[Do this] Pick out the lines below that contain the string "仅容人体" and copy them all.

......

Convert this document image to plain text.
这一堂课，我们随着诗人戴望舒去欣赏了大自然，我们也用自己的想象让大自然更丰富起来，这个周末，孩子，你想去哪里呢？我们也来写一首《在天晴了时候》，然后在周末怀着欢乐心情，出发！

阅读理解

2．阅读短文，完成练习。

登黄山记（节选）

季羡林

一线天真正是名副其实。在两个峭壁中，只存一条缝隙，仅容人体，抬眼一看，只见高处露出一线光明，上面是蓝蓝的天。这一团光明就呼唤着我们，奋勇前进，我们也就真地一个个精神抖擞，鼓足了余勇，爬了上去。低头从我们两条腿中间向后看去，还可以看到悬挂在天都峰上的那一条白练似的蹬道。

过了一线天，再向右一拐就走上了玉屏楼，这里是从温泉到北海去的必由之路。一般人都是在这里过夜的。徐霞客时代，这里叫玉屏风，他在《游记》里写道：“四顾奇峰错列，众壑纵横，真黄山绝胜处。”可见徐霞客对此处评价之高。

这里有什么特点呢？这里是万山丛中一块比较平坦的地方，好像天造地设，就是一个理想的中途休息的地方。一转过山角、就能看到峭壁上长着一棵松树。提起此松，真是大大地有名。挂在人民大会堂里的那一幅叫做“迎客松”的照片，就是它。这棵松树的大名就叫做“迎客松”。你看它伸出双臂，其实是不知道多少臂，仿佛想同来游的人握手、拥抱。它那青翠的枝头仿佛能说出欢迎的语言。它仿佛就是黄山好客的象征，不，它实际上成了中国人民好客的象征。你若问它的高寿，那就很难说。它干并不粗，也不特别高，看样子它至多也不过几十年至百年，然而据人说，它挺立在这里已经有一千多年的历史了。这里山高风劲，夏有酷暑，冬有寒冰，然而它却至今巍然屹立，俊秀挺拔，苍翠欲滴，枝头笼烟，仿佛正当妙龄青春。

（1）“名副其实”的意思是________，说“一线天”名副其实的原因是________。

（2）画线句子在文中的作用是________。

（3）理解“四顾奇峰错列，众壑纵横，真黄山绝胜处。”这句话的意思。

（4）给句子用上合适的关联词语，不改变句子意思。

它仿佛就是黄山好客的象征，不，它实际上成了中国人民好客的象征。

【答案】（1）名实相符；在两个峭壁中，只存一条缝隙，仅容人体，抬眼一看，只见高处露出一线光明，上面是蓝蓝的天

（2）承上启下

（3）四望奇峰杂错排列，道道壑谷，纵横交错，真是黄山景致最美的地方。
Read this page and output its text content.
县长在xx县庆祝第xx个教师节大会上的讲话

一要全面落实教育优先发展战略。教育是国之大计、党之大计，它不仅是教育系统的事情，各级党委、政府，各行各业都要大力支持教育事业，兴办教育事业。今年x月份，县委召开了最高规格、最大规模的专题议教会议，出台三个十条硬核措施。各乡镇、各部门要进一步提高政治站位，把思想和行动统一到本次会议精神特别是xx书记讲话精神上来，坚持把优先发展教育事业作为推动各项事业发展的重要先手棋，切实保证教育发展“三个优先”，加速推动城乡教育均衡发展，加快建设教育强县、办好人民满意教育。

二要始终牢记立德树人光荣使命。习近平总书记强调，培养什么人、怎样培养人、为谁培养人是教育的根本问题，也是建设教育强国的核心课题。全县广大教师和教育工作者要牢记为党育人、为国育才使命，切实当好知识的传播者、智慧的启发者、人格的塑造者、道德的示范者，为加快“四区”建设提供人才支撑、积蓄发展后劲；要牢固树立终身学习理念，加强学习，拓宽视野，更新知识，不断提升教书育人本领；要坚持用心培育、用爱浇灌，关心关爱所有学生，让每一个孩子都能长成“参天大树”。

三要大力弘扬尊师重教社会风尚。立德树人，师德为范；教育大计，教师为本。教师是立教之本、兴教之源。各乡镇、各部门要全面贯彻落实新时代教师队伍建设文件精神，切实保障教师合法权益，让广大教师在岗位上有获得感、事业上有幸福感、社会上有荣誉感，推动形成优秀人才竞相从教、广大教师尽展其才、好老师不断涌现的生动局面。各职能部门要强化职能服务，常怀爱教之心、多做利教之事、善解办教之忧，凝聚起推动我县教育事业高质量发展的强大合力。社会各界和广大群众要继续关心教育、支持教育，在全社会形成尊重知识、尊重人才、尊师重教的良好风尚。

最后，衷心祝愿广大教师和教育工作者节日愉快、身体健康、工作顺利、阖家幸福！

......

[Task solution]
一线天真正是名副其实。在两个峭壁中，只存一条缝隙，仅容人体，抬眼一看，只见高处露出一线光明，上面是蓝蓝的天。这一团光明就呼唤着我们，奋勇前进，我们也就真地一个个精神抖擞，鼓足了余勇，爬了上去。低头从我们两条腿中间向后看去，还可以看到悬挂在天都峰上的那一条白练似的蹬道。
【答案】（1）名实相符；在两个峭壁中，只存一条缝隙，仅容人体，抬眼一看，只见高处露出一线光明，上面是蓝蓝的天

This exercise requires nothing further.